SHORT EXERCISE: Show each line that has the string "JSON" in it.

■ ■ ■ ■

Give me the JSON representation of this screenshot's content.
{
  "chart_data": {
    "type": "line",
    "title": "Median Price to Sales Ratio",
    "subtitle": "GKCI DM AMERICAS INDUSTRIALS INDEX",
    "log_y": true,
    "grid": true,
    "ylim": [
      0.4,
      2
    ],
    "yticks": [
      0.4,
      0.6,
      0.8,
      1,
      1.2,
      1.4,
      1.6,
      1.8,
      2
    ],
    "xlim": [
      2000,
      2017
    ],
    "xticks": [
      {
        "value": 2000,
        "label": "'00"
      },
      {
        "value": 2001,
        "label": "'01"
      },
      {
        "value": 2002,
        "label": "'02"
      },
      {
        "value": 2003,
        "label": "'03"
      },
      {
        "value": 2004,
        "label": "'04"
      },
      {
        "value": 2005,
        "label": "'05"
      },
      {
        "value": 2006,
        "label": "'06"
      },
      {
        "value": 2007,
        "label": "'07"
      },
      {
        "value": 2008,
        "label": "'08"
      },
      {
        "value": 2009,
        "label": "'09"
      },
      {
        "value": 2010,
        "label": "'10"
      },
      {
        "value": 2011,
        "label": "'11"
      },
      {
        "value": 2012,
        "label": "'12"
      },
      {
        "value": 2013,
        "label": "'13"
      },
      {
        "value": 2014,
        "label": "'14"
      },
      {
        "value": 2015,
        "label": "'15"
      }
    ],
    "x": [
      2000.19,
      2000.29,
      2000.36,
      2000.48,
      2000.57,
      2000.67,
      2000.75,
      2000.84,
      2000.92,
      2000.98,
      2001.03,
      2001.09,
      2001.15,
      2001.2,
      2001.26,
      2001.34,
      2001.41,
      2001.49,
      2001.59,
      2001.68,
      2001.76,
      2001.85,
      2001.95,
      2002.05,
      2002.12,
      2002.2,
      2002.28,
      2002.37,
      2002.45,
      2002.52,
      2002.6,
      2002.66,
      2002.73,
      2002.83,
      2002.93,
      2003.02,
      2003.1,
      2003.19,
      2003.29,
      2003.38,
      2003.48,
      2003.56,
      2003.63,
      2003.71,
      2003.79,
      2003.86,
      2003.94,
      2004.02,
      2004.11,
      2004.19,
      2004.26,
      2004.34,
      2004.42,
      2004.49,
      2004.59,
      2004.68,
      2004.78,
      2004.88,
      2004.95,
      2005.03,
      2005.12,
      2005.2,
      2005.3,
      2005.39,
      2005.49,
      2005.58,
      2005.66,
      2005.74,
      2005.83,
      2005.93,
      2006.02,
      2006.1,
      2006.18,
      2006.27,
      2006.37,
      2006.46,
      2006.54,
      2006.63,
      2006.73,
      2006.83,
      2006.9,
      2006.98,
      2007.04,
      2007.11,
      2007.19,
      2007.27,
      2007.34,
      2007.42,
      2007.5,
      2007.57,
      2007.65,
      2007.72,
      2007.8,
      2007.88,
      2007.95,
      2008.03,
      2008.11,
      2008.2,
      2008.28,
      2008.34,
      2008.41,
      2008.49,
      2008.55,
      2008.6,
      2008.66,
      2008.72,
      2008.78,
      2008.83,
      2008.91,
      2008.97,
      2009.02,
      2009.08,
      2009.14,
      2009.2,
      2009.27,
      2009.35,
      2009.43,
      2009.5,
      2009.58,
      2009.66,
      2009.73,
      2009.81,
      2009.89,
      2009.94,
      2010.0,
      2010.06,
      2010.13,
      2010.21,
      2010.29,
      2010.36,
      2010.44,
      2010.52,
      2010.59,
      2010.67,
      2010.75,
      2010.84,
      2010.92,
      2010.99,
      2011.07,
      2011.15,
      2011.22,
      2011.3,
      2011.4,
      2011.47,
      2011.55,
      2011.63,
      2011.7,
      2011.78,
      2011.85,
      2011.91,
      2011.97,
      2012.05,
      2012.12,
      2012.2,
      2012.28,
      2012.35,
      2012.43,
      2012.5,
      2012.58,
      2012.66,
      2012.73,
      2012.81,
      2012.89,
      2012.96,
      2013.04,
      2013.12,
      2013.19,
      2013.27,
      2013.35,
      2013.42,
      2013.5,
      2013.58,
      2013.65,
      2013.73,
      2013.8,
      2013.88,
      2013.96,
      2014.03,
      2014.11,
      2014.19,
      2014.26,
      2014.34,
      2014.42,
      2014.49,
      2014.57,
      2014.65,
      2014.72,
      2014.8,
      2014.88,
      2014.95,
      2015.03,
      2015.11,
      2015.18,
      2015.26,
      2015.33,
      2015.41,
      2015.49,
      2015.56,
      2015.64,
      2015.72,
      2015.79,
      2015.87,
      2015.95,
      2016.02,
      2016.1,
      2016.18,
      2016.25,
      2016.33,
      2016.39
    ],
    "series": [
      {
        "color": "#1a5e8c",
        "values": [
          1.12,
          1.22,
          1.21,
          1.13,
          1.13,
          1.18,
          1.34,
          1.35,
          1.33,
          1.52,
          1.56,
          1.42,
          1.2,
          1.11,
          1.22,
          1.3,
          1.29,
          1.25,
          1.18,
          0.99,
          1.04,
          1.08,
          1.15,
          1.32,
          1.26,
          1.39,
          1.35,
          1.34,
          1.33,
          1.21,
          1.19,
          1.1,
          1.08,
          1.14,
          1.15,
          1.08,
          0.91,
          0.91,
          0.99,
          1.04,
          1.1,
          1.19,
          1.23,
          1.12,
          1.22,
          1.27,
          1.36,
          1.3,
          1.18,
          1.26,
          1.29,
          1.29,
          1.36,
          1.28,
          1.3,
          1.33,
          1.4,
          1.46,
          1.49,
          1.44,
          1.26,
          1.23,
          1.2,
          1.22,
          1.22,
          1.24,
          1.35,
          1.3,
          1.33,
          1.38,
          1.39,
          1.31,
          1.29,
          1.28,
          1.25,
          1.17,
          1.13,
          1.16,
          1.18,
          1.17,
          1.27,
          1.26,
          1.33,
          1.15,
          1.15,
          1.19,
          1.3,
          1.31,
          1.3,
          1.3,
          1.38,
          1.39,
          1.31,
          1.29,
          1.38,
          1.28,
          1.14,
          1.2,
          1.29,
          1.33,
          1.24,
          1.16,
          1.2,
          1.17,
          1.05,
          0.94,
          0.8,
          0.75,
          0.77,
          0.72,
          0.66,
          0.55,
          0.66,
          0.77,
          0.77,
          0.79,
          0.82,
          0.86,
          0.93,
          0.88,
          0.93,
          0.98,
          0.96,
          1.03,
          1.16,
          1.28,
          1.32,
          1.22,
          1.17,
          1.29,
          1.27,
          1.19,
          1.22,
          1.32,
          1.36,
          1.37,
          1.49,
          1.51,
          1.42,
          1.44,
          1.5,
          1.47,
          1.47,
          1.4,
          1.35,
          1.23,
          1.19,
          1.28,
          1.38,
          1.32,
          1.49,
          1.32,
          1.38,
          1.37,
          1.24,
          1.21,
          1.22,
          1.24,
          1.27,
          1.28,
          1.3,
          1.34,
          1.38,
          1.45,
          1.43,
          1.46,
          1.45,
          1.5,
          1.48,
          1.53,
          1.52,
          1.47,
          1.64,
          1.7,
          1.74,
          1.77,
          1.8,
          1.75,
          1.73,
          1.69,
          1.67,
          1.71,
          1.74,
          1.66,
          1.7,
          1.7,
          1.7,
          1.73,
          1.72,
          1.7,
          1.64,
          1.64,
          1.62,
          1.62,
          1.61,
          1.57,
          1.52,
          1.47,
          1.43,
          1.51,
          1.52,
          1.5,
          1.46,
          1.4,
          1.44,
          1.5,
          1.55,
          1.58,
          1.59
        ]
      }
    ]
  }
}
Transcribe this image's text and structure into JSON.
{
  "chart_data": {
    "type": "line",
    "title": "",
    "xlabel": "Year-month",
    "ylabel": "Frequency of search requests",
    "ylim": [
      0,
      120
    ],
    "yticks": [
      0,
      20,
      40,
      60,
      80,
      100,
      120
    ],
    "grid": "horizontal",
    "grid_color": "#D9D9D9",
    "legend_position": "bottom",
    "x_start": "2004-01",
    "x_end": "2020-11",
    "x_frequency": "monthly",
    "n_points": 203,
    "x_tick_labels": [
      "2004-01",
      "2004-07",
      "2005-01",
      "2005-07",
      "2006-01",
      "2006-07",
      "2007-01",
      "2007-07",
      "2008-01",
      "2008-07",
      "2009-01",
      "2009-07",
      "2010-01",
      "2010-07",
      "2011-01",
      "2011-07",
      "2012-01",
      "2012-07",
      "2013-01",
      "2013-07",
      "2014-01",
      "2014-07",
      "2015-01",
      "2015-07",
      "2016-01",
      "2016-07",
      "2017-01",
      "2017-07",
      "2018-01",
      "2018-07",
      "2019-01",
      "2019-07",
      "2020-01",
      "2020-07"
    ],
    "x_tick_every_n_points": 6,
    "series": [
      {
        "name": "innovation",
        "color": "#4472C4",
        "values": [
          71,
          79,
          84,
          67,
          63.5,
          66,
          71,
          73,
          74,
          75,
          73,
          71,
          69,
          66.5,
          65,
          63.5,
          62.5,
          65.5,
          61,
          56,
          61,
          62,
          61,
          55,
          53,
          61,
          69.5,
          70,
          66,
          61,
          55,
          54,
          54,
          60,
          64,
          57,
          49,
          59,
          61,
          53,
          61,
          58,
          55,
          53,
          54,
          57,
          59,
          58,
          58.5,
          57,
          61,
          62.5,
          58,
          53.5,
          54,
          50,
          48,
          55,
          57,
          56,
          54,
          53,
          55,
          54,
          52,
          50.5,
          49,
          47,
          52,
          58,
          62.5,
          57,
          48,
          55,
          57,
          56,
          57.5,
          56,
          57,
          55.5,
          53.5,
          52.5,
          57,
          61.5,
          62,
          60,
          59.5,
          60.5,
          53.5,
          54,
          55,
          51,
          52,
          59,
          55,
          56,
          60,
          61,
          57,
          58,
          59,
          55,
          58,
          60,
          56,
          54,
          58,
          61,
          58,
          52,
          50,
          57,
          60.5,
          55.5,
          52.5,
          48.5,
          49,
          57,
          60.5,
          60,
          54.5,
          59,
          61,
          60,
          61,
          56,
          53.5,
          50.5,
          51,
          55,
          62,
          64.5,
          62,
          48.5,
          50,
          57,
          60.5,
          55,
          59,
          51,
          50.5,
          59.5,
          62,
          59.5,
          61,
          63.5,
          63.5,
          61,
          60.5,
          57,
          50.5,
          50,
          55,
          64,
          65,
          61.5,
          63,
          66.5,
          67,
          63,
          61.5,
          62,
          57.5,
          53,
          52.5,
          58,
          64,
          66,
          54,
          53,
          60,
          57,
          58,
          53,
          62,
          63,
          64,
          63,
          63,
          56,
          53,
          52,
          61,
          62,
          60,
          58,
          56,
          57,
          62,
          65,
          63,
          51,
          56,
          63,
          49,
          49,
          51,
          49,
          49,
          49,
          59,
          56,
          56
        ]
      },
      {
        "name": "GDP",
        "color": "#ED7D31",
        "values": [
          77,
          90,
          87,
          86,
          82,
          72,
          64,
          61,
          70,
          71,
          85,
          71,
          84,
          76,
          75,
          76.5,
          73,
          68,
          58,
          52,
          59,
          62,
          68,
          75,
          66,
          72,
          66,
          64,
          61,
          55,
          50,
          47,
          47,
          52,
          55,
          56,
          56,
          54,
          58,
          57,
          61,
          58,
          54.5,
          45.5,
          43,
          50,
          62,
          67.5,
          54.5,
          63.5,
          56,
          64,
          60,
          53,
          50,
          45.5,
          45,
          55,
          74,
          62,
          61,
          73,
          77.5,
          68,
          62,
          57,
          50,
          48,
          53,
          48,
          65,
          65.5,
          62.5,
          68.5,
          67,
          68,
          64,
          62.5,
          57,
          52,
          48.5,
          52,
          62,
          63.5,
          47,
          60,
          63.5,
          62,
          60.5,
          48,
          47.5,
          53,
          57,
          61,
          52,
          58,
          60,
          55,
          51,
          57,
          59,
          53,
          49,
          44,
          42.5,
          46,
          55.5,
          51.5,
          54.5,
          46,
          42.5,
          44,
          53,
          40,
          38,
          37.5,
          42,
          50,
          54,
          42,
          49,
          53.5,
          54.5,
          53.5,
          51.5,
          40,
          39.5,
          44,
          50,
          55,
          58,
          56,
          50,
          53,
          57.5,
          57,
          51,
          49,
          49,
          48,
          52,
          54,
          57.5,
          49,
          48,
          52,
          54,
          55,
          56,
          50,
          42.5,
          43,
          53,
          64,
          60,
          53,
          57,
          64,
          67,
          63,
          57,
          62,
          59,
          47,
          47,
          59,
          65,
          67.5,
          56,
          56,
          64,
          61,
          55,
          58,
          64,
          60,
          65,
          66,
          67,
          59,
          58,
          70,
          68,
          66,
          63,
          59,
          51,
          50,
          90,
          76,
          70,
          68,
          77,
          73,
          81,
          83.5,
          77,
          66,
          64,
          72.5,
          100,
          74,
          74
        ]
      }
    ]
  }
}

■ ■ ■ ■

EXERCISE SOLUTION:
Give me the JSON representation of this screenshot's content.
Transcribe this image's text and structure into JSON.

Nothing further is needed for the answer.